Dataset extract ::
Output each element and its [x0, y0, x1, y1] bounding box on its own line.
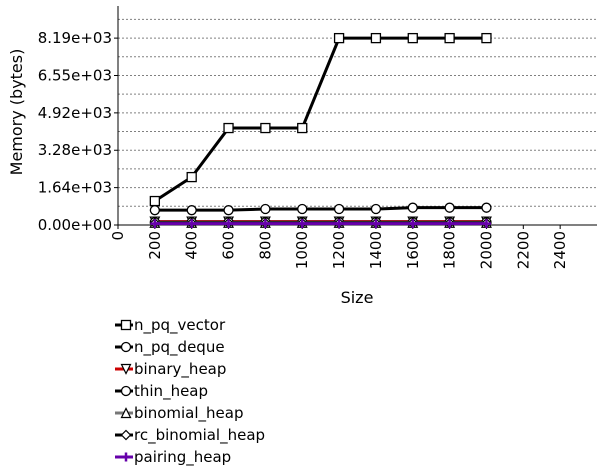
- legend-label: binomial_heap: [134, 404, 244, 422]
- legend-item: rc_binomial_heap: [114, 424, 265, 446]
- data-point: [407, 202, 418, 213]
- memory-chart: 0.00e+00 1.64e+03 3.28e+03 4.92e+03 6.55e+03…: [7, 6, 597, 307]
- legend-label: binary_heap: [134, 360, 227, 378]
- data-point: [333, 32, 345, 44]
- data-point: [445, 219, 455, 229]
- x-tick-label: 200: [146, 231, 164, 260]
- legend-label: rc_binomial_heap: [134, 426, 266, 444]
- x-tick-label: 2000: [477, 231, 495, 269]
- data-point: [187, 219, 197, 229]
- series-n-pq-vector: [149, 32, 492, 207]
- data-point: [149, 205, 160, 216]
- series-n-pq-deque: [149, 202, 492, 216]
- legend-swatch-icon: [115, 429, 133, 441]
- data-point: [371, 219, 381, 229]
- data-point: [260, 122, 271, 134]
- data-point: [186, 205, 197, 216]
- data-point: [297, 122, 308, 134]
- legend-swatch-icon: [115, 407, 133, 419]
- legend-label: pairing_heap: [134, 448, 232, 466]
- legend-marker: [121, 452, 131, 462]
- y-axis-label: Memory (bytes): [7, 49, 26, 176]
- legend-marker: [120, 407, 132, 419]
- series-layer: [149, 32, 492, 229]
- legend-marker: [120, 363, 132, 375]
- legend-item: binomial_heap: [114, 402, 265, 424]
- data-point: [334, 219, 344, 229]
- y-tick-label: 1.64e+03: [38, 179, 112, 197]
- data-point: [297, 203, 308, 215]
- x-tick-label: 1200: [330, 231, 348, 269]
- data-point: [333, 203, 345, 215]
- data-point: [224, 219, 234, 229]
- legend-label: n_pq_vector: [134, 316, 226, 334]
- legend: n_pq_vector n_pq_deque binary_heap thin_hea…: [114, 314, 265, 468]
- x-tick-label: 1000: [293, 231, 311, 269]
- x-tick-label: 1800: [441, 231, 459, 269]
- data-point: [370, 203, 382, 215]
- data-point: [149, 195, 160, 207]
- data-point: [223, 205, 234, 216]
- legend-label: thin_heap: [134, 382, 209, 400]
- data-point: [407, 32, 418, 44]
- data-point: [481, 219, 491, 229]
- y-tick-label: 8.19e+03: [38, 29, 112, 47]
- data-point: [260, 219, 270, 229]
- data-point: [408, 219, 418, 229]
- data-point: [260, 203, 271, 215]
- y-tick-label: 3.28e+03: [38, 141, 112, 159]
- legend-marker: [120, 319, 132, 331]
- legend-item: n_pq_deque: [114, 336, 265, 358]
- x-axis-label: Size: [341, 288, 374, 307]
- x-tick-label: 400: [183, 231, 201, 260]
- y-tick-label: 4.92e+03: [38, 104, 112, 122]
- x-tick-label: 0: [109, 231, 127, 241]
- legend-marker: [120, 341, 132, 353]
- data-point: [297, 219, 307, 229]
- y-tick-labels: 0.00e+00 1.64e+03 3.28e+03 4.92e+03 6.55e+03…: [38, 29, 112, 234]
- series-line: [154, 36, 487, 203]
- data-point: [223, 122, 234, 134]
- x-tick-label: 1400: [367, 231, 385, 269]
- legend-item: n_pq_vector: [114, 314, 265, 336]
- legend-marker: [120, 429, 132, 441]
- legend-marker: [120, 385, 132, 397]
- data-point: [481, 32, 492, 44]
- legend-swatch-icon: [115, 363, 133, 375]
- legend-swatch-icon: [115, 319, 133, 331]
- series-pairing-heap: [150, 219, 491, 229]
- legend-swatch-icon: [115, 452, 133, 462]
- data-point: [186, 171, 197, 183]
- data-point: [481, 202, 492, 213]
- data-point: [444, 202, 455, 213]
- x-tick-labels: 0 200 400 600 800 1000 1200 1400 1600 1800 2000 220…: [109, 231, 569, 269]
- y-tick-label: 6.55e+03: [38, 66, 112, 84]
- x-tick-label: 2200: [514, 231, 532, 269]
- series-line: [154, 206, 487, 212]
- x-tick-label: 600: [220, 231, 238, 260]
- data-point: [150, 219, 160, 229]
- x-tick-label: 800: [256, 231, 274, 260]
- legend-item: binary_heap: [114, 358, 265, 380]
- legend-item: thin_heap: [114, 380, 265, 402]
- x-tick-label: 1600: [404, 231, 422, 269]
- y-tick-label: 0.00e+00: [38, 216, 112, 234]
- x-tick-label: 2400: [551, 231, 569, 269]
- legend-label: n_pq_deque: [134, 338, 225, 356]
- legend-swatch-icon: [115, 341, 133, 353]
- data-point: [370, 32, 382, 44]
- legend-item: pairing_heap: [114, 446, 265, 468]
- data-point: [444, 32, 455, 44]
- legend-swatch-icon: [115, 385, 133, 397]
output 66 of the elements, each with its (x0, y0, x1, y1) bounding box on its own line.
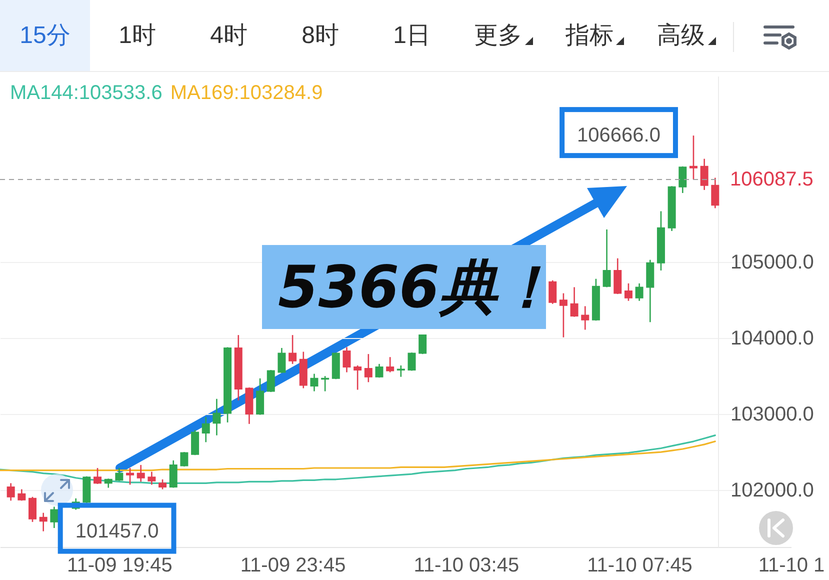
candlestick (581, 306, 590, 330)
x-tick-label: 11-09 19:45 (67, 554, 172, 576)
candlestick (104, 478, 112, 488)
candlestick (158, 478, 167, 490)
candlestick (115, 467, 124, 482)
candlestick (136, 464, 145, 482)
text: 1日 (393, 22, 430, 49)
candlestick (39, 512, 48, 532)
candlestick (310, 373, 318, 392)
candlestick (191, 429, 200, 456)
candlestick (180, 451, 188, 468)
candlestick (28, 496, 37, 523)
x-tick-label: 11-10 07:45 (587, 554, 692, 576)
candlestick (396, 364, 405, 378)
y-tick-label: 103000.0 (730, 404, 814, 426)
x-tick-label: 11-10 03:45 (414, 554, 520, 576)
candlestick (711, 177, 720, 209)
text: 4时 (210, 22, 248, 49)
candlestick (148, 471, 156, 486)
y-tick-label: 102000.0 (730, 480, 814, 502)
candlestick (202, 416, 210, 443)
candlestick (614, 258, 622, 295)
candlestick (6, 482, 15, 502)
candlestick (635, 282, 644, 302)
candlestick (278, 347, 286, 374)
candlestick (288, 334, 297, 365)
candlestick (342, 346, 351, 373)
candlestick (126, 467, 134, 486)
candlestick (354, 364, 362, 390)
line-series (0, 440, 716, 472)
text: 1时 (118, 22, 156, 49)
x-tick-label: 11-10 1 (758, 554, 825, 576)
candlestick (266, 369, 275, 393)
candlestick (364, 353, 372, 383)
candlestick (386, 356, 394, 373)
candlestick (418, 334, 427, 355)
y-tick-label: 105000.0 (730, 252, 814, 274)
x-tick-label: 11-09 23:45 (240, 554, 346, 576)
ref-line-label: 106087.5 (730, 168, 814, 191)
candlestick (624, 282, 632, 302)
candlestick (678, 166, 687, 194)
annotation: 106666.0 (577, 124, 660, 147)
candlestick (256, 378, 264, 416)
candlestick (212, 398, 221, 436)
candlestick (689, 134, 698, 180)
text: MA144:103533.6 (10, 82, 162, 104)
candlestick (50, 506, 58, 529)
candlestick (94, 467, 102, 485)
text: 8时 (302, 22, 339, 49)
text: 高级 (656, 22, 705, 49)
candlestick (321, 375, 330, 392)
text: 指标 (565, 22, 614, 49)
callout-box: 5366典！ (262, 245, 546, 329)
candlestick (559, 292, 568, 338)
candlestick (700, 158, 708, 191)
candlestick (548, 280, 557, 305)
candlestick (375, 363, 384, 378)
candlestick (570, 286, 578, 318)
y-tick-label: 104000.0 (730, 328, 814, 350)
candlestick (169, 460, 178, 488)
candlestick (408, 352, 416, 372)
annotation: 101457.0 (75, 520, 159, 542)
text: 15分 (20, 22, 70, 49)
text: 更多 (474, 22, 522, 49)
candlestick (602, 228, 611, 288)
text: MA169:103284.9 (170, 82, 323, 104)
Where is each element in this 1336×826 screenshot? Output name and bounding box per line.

Short problem :: Please locate every line of the entries above that contains the string "marker", and copy each one. Case counts.

Solved exercise ::
- legend-marker: [121, 452, 131, 462]
- legend-marker: [120, 407, 132, 419]
- legend-marker: [120, 363, 132, 375]
- legend-marker: [120, 319, 132, 331]
- legend-marker: [120, 341, 132, 353]
- legend-marker: [120, 429, 132, 441]
- legend-marker: [120, 385, 132, 397]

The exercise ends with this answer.